• Цель задания: Что стояло на кафедре для выступления лауреата, согласно отрывку о нобелевской лекции Башевиса-Зингера?

• Предложенный отрывок:

· · · ·

Здесь собралась вся элита шведского общества — аристократы, политики, бизнесмены, ведущие писатели, актеры и режиссеры страны. Были здесь и лидеры местной еврейской общины, и, разумеется, израильские и американские дипломаты. На предназначенной для выступления лауреата кафедре стояла ваза с цветами и стакан воды. С двух сторон от кафедры сидели 18 членов Нобелевского комитета.
Незадолго до начала лекции Башевис-Зингер предупредил их, что намерен начать ее на идиш. «Никто в этом старом, славном зале никогда еще не говорил на идиш, и, вероятнее всего, больше никогда и не заговорит», — пояснил он свое желание, и шведские академики лишь слегка приподняли брови, но ничуть не выказали своего удивления.
Когда отгремели приветственные аплодисменты, писатель оглядел зал и объявил, что сейчас он будет говорить на идиш — языке своего детства и своего народа. «Идиш — это язык, представляющий собой смесь средневекового немецкого и древнееврейского, а также вобравший в себя слова из языков многих народов, среди которых жили евреи», — пояснил он. Затем оперся обеими руками на кафедру и начал:
«Дер гройсе кибуд вас Шведише Академия… — Великая честь, дарованная мне Шведской Академией — это, одновременно, признание языка идиш, языка нашего изгнания. Языка без родины, без границ, языка, который никогда не поддерживался ни одной властью в мире. Идиш — это язык, в котором нет слов для обозначения видов оружия, боеприпасов, военных маневров; нет слов и терминов, которые необходимы для ведения войны. Это язык, который и неевреи, и ассимилированные евреи в равной степени презирали в своем сердце. Но все великие религии в итоге декларировали те самые нравственные и духовные идеалы, которые для тех, кто говорил в гетто на идиш, были просто нормами повседневной жизни. Это были люди Книги в самом полном смысле этого слова. Не было в их жизни большей радости, чем изучение Торы, Мишны и Гемары. Мораль Торы и тайны Каббалы в значительной степени определили все их взаимоотношения между собой. Нет, гетто отнюдь не было только убежищем для гонимого меньшинства — оно было еще и экспериментальным полем, где люди учились жить в мире друг с другом, где формировались основные принципы уважения к личности и гуманизма. В определенном смысле слова оно существует и сегодня, и не собирается умирать, несмотря на все жестокое отношение к нему окружающего мира…»

· · · ·

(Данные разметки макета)
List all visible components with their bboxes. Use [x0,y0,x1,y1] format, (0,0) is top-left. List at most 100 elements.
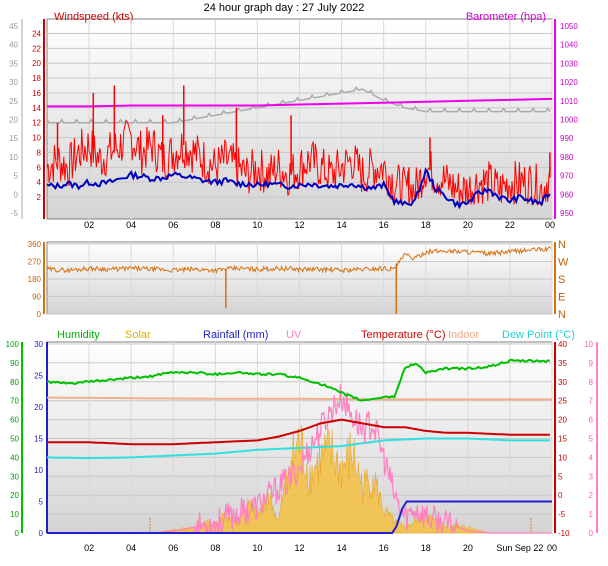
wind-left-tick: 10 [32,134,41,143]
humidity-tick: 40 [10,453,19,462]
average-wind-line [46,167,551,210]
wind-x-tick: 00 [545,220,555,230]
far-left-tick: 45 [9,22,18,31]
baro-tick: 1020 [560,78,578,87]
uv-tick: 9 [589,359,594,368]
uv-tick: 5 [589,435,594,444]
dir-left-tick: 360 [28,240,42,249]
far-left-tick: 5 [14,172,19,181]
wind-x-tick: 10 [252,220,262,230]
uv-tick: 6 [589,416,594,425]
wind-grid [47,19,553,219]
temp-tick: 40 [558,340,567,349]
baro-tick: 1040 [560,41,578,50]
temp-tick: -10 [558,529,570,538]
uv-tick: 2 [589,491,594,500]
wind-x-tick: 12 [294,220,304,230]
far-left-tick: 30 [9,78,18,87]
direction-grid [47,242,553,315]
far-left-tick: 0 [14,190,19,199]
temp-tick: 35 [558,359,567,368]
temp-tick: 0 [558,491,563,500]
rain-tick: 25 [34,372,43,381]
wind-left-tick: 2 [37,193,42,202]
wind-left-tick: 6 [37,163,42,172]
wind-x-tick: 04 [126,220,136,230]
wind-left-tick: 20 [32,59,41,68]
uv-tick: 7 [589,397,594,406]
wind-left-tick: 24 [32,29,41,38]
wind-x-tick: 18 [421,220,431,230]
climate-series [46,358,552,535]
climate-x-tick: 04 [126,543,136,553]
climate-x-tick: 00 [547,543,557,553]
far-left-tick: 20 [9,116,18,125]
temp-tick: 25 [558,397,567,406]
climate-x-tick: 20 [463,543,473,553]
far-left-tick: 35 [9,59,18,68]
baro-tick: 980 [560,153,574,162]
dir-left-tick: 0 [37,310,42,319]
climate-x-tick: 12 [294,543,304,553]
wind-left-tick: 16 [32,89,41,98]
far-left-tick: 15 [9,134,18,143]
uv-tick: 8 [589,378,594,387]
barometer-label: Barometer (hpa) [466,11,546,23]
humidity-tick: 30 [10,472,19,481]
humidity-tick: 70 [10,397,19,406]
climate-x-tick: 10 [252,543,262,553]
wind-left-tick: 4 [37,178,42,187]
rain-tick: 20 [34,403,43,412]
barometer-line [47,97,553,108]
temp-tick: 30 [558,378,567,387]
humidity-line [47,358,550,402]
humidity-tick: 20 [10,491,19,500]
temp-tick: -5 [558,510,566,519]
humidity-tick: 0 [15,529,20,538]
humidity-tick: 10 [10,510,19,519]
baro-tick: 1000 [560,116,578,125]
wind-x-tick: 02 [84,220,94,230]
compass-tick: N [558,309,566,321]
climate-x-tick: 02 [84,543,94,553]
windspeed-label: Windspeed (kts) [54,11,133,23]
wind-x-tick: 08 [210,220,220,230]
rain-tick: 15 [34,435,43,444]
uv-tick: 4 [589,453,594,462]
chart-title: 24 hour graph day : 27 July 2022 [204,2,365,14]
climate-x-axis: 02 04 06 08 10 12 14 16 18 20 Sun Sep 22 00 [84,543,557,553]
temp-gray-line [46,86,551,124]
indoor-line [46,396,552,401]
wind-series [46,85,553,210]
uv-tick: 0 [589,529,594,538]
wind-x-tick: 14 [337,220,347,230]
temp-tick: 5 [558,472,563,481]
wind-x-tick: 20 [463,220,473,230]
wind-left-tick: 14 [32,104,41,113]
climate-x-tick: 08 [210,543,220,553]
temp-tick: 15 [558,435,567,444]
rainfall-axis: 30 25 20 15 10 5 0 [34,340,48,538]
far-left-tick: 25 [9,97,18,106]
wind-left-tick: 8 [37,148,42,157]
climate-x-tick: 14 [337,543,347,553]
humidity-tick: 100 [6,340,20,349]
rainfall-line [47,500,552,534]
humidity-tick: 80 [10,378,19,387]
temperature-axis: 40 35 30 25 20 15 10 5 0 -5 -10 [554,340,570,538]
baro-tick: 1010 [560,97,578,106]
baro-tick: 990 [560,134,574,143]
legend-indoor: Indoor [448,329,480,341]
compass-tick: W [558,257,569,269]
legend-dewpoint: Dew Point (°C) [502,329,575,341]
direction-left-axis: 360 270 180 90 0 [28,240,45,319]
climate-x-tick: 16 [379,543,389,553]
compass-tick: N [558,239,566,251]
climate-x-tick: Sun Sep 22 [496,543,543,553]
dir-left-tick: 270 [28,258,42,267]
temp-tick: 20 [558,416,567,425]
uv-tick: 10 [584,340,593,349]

· · · ·

• Ответ на задание: Ваза с цветами и стакан воды.